Mohon tunggu...
Khrisna Pabichara
Khrisna Pabichara Mohon Tunggu... Penulis - Penulis, Penyunting.

Penulis; penyunting; penerima anugerah Penulis Opini Terbaik Kompasianival 2018; pembicara publik; penyuka neurologi; pernah menjadi kiper sebelum kemampuan mata menurun; suka sastra dan sejarah.

Selanjutnya

Tutup

Inovasi Artikel Utama

Duhai Penulis, Jauhilah Medsos

27 November 2020   10:28 Diperbarui: 27 November 2020   13:09 1637
+
Laporkan Konten
Laporkan Akun
Kompasiana adalah platform blog. Konten ini menjadi tanggung jawab bloger dan tidak mewakili pandangan redaksi Kompas.

Semangat pagi, Sobat. Semoga kabar kalian, semuanya, selalu bahagia dan baik-baik saja. Maksud saya, bahagia dan baik-baik saja yang benar demikian adanya. Bukan pura-pura bahagia dan baik-baik saja yang dipaksa-paksakan.

Lama nian kita tidak berjumpa, Teman. Maklum, sebulan belakangan ini saya menepi ke gua sunyi. Bertapa. Menarik diri dari riuh media sosial. Saya memang begitu orangnya. Tengil. Sengak. Egois. Tiga tabiat itu saya gunakan acapkali saya berkutat menyelesaikan tulisan.

Saya tengil, ya, karena sapaan siapa pun di semua medsos pasti saya abaikan. Tengil, kan? Tahu sendiri betapa ruwetnya otak kita jika semua sapaan atau basa-basi asal bunyi di medsos harus kita sahuti. Bisa-bisa tulisan mangkrak di tengah jalan.

Saya sengak, ya, karena teguran di semua medsos pasti tidak saya indahkan. Sengak, kan? Mau presiden mau pesohor masa bodoh. Tahu sendiri alangkah banyak waktu tersita apabila semua tegur sapa kita ladeni. Bisa-bisa tulisan macet begitu saja.

Saya egois, ya, karena pertanyaan dan pernyataan apa pun di medsos tidak saya pedulikan. Egois, kan? Mau teman karib ataupun sobat kental bodoh amat. Tahu sendiri sungguh berat beban hati jikalau ada yang menyatakan keluh atau menanyakan sesuatu kita jabani. Bisa-bisa tulisan melar.

Itu sebabnya kalian tidak akan menemukan jejak saya di media sosial apa pun. Kecuali kepepet.

Instagram atau Twitter saya jauhi. Facebook dan Whatsapp saya musuhi. Sementara. Hanya selama saya dalam proses menulis. Setelahnya, ya, kembali lagi cengar-cengir atau cengengesan tidak jelas.

Mengapa saya bersikap demikian? Silakan tilik infografis berikut.
☆ ☆ ☆ ☆ ☆ ☆ ☆
Sasaran Tugas:
#1 Menurut teks bacaan, media sosial apa yang dimusuhi penulis selama proses menulis?
#2 Berdasarkan teks bacaan, mengapa penulis mengabaikan sapaan siapa pun di media sosial?
#3 Terjemahkan kalimat dari teks bacaan ini ke dalam bahasa Inggris: "Itu sebabnya kalian tidak akan menemukan jejak saya di media sosial apa pun."

Data yang Diberikan:
☆ ☆ ☆ ☆ ☆ ☆ ☆
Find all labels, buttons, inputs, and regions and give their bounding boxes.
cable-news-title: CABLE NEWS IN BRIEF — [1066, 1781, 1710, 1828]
☆ ☆ ☆ ☆ ☆ ☆ ☆
Jawaban Tiap Tugas:
#1 Facebook dan Whatsapp.

#2 Jika semua sapaan atau basa-basi di media sosial harus disahuti, otak menjadi ruwet. Akibatnya, tulisan bisa mangkrak di tengah jalan.

#3 That is why you will not find any trace of me on any social media.